*** 本文

実際、住宅ローンは年収の30%程度を返済に充てている人が多く(返済比率)、税引き後の手取り年収で考えた場合は、負担はもっと大きいはずです。金利が上昇すればさらにその負担が大きくなってくるのです。
「なぜ!?」変動金利なのに、今まで影響が少なかった理由
今まで住宅ローンの返済で、「返済額が変更となって家計負担が変わってしまった」という実感がない理由は主に2つ考えられます。
それは・・・
- 金利の見直しと返済額見直しのサイクルはそれぞれ異なる
- 日本はずっと、景気が低迷している
ということが考えられます。
金利の見直しと返済額見直しのサイクル
固定金利選択型の変動金利では、変動金利の見直しは半年に1回となります。
金融機関によってその時期は異なりますが、半年毎に金利が決まります。

******
*** 提供資料

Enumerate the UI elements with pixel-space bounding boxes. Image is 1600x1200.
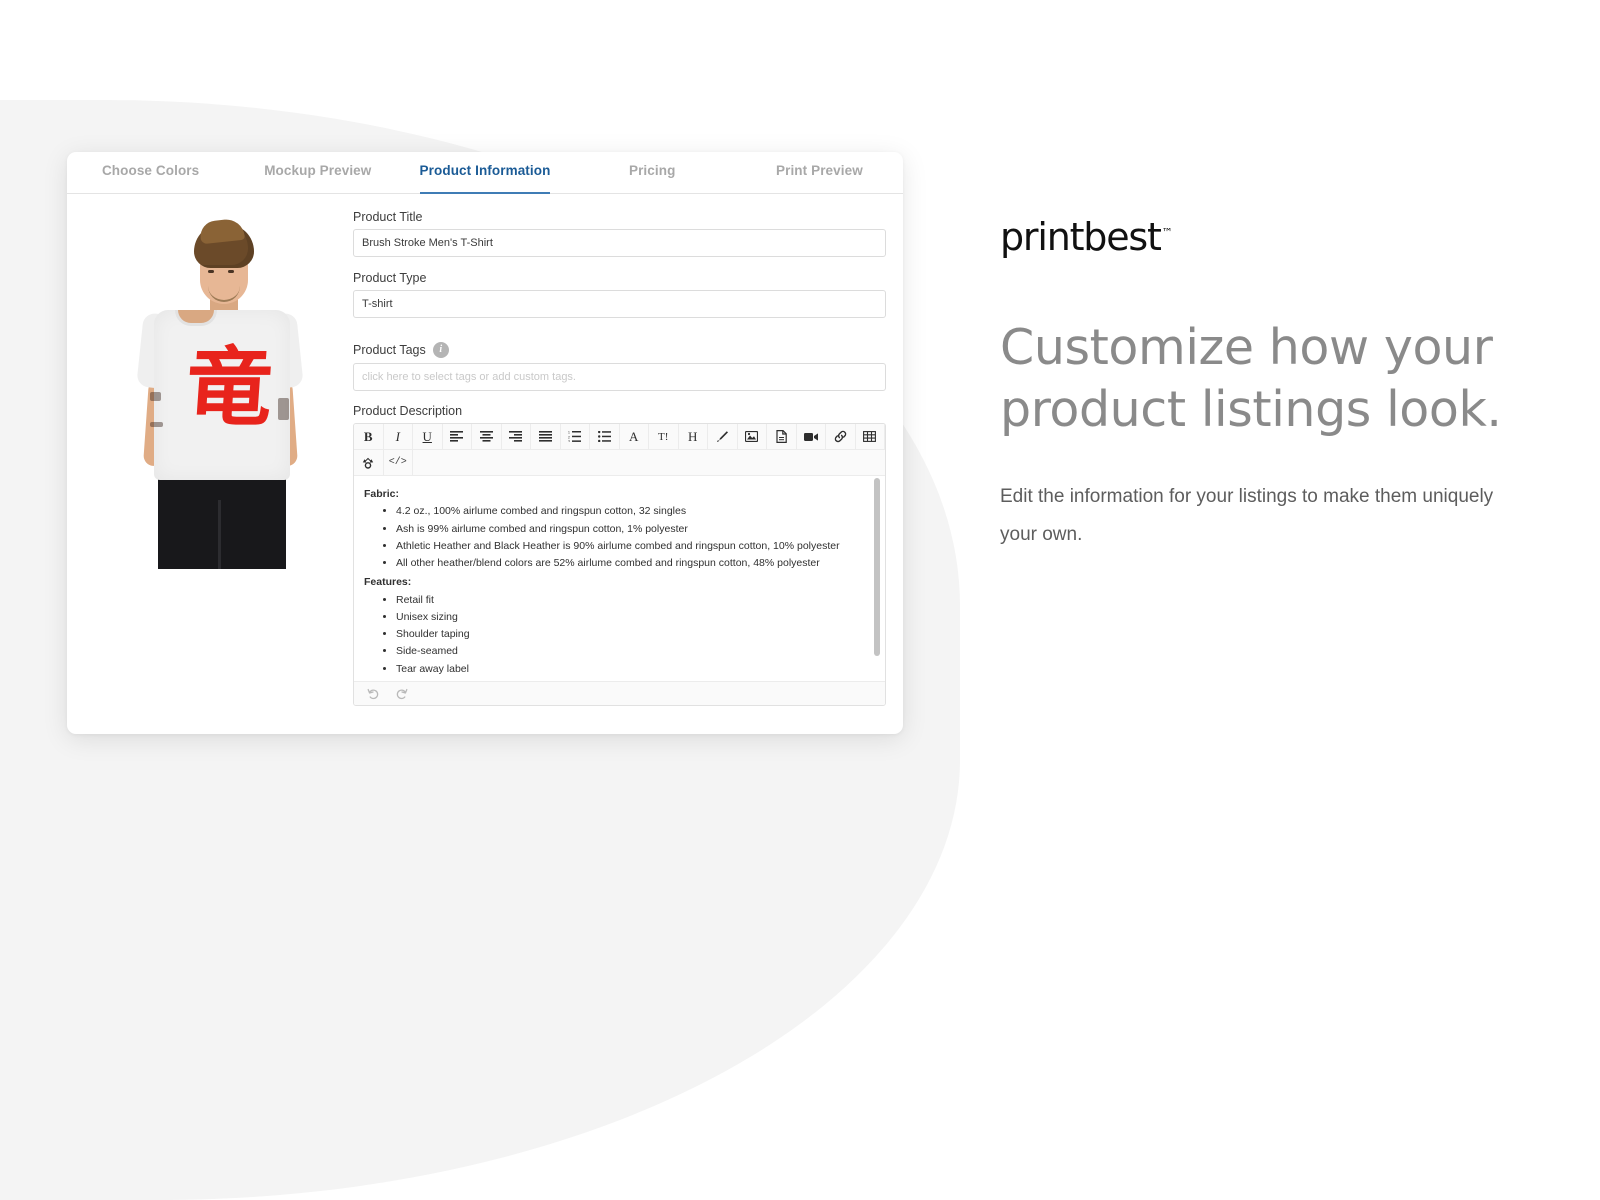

******

練習課題:
1: 本文によると、固定金利選択型の変動金利では、変動金利はどのくらいの頻度で見直されますか。
2: 本文に算用数字で書かれている数をすべて挙げてください。
一覧は使わなくて構いません。

課題別の解答:
1: 半年に1回です。

2: 30(年収の30%程度)、2(主に2つ)、1(半年に1回)